GOAL
Read the entries below and pull out each line with the string "résistance".

A run of records
== == ==

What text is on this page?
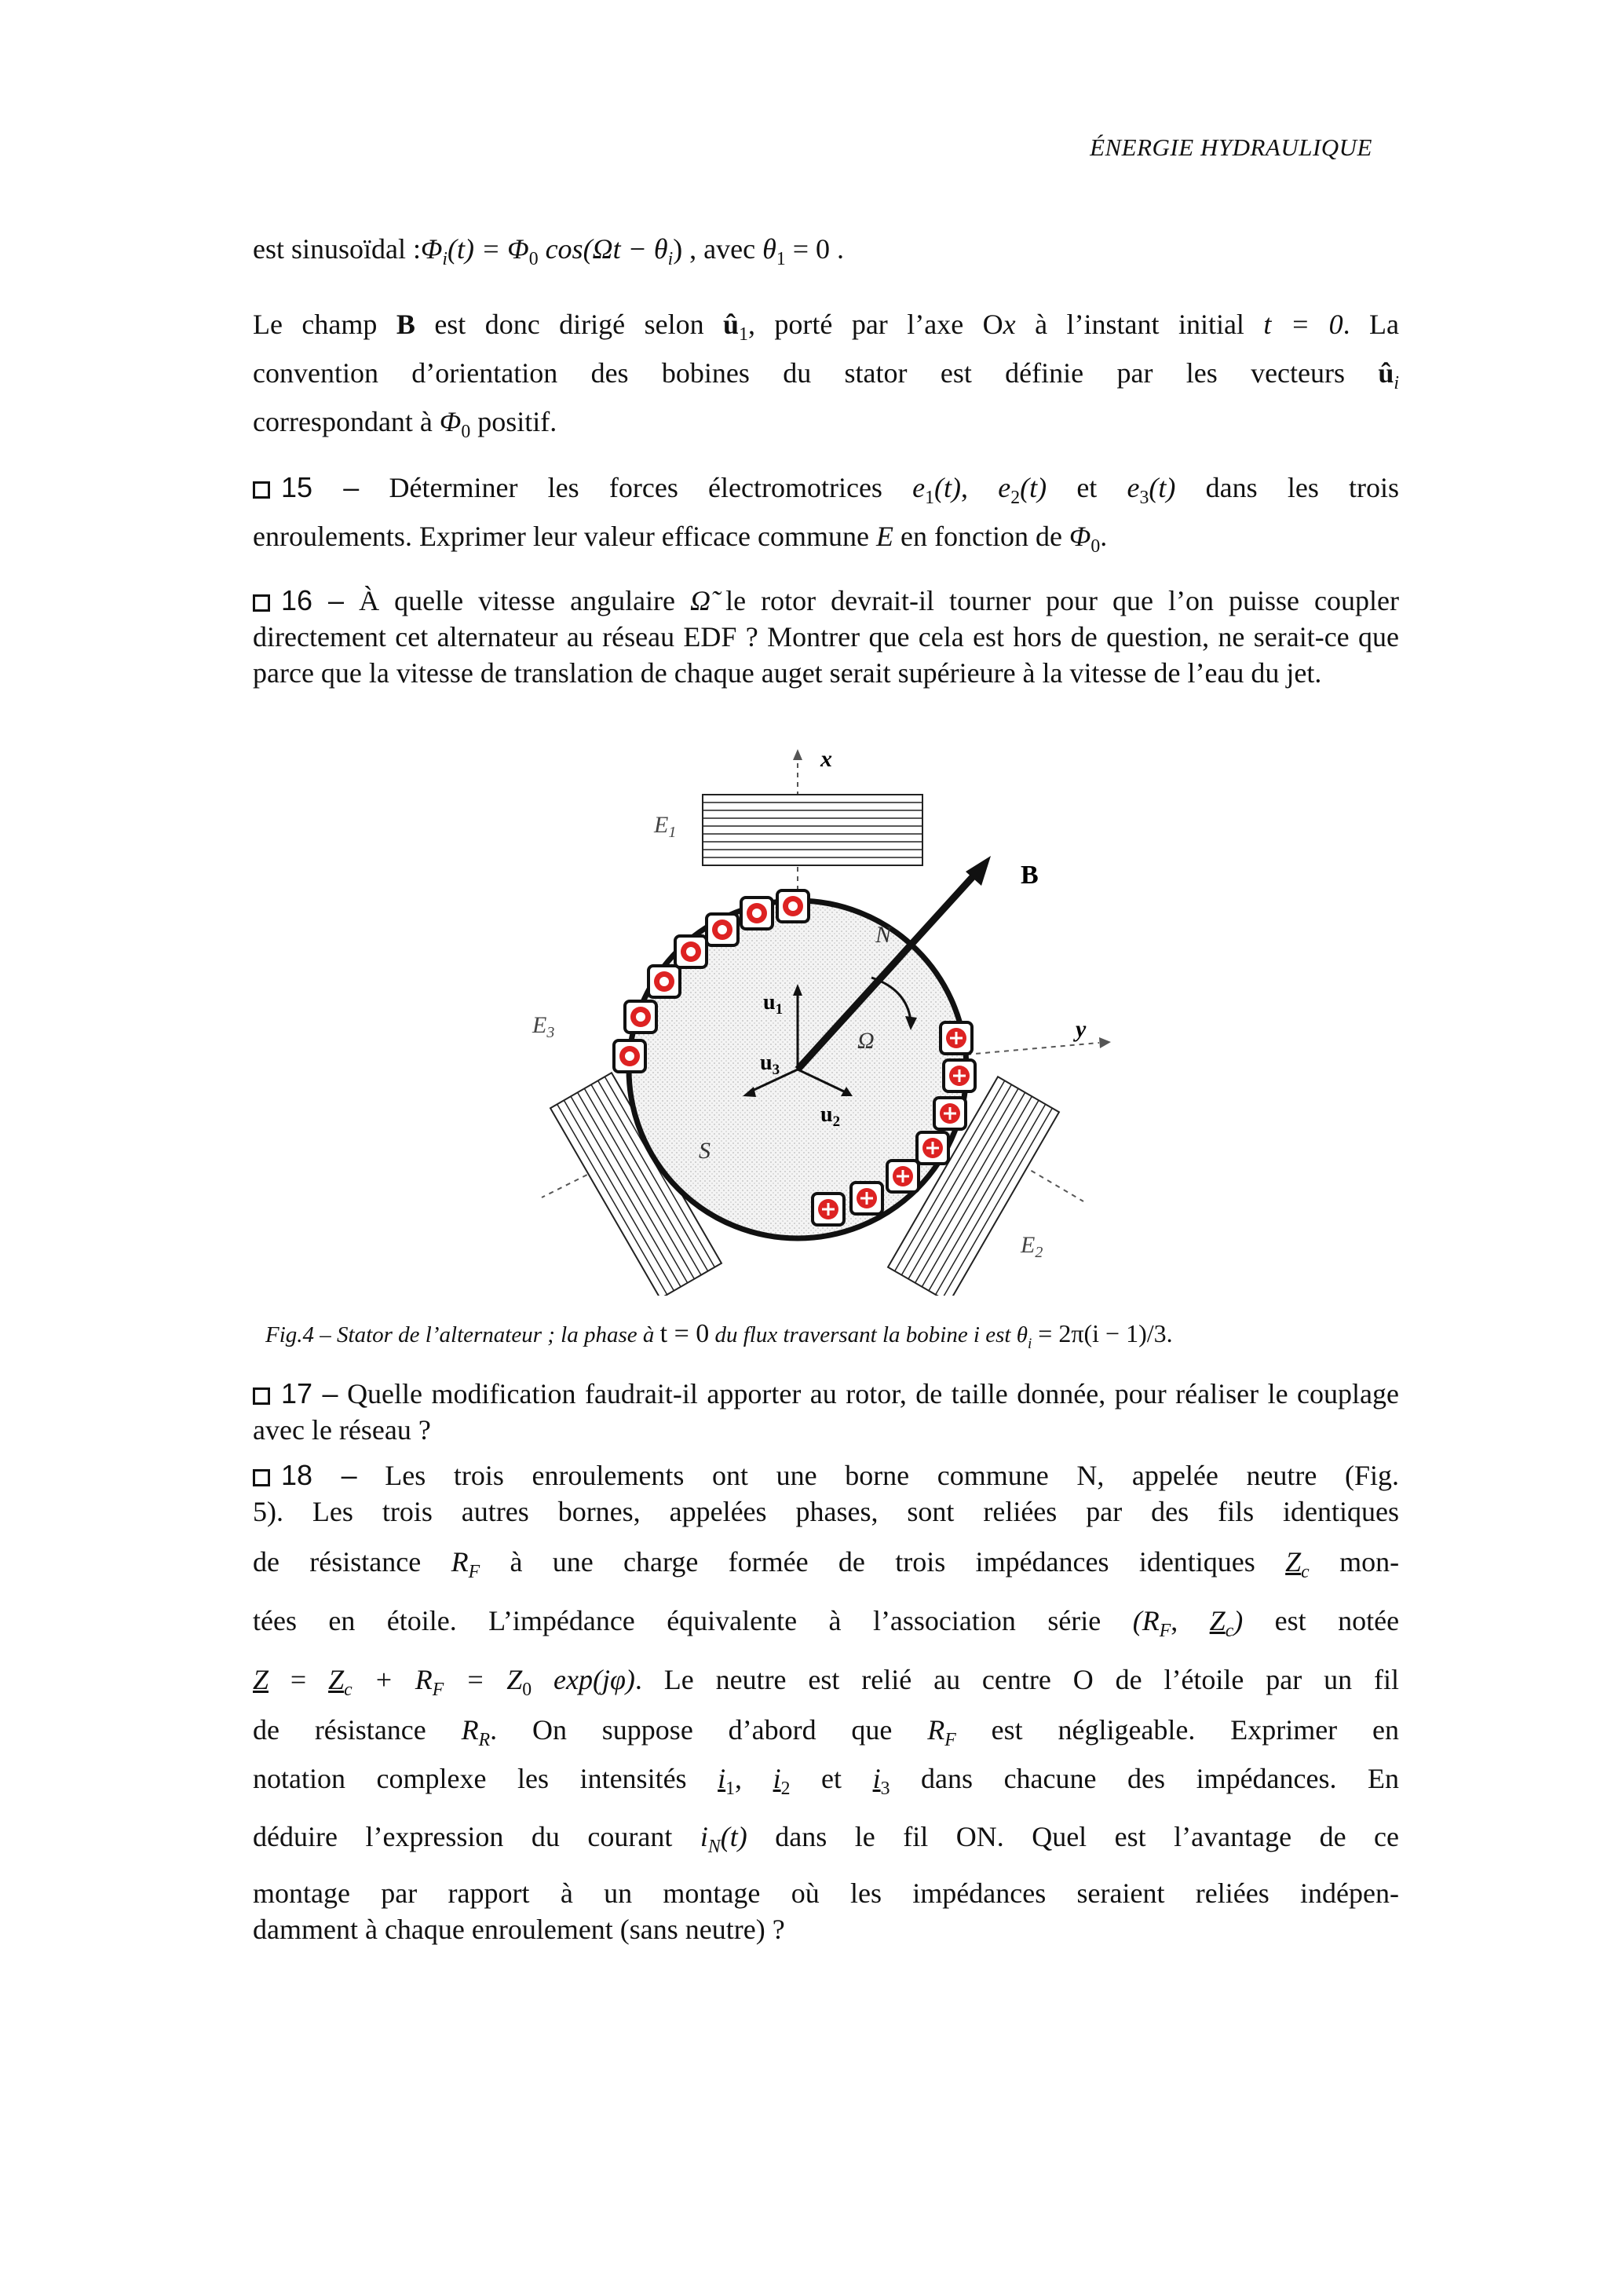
ÉNERGIE HYDRAULIQUE
est sinusoïdal $:\Phi_i(t) = \Phi_0$ $\cos(\Omega t - \theta_i)$ , avec $\theta_1 = 0$ .
Le champ B est donc dirigé selon $û_1$, porté par l’axe Ox à l’instant initial t = 0. La
convention d’orientation des bobines du stator est définie par les vecteurs $û_i$
correspondant à $\Phi_0$ positif.
15 – Déterminer les forces électromotrices $e_1(t)$, $e_2(t)$ et $e_3(t)$ dans les trois
enroulements. Exprimer leur valeur efficace commune E en fonction de $\Phi_0$.
16 – À quelle vitesse angulaire Ω̃ le rotor devrait-il tourner pour que l’on puisse coupler directement cet alternateur au réseau EDF ? Montrer que cela est hors de question, ne serait-ce que parce que la vitesse de translation de chaque auget serait supérieure à la vitesse de l’eau du jet.
x
y
$E_1$
$E_3$
$E_2$
B
N
S
Ω
$u_1$
$u_2$
$u_3$
Fig.4 – Stator de l’alternateur ; la phase à t = 0 du flux traversant la bobine i est $\theta_i = 2\pi(i - 1)/3$.
17 – Quelle modification faudrait-il apporter au rotor, de taille donnée, pour réaliser le couplage avec le réseau ?
18 – Les trois enroulements ont une borne commune N, appelée neutre (Fig.
5). Les trois autres bornes, appelées phases, sont reliées par des fils identiques
de résistance $R_F$ à une charge formée de trois impédances identiques $Z_c$ mon-
tées en étoile. L’impédance équivalente à l’association série ($R_F$, $Z_c$) est notée
$Z = Z_c + R_F = Z_0$ exp(jφ). Le neutre est relié au centre O de l’étoile par un fil
de résistance $R_R$. On suppose d’abord que $R_F$ est négligeable. Exprimer en
notation complexe les intensités $i_1$, $i_2$ et $i_3$ dans chacune des impédances. En
déduire l’expression du courant $i_N(t)$ dans le fil ON. Quel est l’avantage de ce
montage par rapport à un montage où les impédances seraient reliées indépen-
damment à chaque enroulement (sans neutre) ?
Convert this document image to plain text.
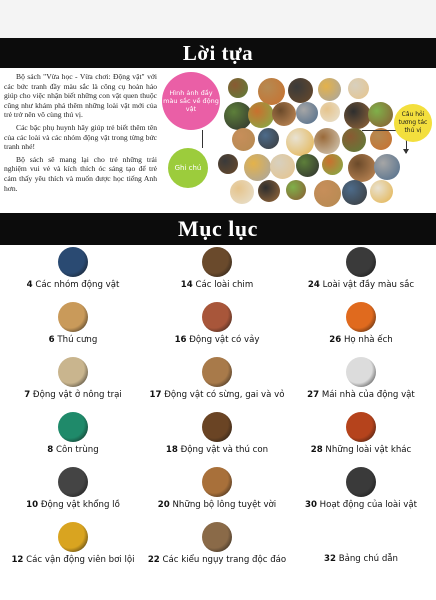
Lời tựa

Bộ sách "Vừa học - Vừa chơi: Động vật" với các bức tranh đầy màu sắc là công cụ hoàn hảo giúp cho việc nhận biết những con vật quen thuộc cũng như khám phá thêm những loài vật mới của trẻ trở nên vô cùng thú vị.

Các bậc phụ huynh hãy giúp trẻ biết thêm tên của các loài và các nhóm động vật trong từng bức tranh nhé!

Bộ sách sẽ mang lại cho trẻ những trải nghiệm vui vẻ và kích thích óc sáng tạo để trẻ cảm thấy yêu thích và muốn được học tiếng Anh hơn.

Hình ảnh đầy màu sắc về động vật
Ghi chú
Câu hỏi tương tác thú vị
Mục lục
4 Các nhóm động vật	14 Các loài chim	24 Loài vật đầy màu sắc
6 Thú cưng	16 Động vật có vảy	26 Họ nhà ếch
7 Động vật ở nông trại	17 Động vật có sừng, gai và vỏ	27 Mái nhà của động vật
8 Côn trùng	18 Động vật và thú con	28 Những loài vật khác
10 Động vật khổng lồ	20 Những bộ lông tuyệt vời	30 Hoạt động của loài vật
12 Các vận động viên bơi lội	22 Các kiểu ngụy trang độc đáo	32 Bảng chú dẫn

== == ==

RESULT OF THIS EXERCISE
de résistance $R_F$ à une charge formée de trois impédances identiques $Z_c$ mon-
de résistance $R_R$. On suppose d’abord que $R_F$ est négligeable. Exprimer en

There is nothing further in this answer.